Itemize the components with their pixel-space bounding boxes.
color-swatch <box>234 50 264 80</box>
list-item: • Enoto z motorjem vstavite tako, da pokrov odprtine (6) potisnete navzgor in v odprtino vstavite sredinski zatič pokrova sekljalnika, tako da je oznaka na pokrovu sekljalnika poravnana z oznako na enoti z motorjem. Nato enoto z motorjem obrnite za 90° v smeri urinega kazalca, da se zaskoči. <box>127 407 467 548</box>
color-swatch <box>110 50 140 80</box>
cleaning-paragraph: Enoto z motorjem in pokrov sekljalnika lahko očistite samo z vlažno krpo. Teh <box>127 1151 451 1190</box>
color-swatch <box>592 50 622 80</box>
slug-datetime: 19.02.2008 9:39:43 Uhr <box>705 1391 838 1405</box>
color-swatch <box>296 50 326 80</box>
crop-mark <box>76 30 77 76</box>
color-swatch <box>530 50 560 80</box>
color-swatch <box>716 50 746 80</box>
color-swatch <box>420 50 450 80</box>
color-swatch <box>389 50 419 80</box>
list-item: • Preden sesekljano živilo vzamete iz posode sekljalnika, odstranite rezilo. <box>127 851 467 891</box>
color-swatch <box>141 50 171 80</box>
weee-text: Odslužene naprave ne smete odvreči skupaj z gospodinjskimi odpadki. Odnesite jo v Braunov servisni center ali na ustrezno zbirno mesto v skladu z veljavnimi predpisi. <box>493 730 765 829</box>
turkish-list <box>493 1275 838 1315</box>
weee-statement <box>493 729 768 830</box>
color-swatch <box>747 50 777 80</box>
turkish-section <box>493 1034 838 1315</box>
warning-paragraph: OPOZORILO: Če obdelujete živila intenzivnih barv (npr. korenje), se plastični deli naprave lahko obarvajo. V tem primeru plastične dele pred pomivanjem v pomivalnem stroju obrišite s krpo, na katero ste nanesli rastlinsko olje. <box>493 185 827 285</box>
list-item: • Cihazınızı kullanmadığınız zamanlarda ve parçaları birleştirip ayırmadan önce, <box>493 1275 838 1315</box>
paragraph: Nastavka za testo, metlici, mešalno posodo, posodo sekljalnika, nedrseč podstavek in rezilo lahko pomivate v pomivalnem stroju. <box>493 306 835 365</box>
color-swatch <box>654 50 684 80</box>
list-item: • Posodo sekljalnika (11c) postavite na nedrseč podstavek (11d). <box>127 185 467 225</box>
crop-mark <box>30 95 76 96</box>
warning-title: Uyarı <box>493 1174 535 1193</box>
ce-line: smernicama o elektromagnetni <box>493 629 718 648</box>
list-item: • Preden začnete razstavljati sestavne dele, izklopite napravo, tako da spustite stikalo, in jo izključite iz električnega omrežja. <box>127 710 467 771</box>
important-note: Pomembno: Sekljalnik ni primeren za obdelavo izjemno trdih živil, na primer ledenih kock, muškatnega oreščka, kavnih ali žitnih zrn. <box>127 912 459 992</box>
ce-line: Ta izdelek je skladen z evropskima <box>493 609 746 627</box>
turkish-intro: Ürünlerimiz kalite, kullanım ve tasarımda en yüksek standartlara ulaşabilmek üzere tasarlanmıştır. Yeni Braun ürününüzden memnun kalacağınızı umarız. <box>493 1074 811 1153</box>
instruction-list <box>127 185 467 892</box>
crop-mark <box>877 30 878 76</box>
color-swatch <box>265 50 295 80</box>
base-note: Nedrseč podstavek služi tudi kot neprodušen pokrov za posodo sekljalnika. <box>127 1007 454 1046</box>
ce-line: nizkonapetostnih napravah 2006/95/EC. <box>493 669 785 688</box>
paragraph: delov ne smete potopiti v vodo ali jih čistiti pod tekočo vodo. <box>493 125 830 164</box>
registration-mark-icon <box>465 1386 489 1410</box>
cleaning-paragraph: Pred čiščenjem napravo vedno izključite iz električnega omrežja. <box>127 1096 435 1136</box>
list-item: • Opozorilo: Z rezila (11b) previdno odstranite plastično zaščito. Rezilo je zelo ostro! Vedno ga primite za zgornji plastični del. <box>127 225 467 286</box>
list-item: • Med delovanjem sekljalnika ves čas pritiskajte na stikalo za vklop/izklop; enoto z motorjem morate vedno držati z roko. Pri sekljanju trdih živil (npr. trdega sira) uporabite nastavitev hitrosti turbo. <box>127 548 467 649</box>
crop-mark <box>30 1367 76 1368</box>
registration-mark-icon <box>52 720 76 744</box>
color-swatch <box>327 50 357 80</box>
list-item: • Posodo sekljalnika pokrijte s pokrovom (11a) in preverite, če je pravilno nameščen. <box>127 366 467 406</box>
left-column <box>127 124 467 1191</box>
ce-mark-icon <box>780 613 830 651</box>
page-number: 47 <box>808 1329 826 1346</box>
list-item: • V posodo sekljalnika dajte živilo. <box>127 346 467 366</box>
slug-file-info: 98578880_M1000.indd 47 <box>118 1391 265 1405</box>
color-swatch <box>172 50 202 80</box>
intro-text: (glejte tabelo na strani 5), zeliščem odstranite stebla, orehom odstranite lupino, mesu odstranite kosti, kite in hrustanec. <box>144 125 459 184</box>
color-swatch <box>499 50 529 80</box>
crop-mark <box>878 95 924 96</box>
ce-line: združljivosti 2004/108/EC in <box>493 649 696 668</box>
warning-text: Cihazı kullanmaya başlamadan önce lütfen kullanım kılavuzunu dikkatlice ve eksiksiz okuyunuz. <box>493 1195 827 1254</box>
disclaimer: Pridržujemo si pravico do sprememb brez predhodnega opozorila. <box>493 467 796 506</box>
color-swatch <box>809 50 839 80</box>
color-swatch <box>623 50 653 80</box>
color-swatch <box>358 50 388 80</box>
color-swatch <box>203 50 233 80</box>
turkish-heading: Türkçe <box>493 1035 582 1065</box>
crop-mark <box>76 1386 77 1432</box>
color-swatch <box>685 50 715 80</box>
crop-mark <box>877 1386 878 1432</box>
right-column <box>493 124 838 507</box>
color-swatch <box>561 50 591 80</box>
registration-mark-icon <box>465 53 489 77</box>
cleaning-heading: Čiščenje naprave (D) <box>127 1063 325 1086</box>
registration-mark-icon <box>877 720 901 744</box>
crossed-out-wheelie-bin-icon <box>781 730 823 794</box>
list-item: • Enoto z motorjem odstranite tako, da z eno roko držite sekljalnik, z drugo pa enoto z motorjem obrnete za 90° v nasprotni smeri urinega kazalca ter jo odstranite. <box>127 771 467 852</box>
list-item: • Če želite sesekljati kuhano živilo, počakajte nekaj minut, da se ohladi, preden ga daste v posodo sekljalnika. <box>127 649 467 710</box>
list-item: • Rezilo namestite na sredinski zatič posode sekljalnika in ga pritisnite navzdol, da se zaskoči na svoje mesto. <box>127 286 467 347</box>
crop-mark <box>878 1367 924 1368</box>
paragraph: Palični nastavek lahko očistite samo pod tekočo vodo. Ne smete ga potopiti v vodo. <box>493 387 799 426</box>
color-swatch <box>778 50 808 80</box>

- - - - - - -

# Stated exercise:
How many lines of the records above contain the string "lahko"? Case counts. Reply with the number alone.

# Full answer:
4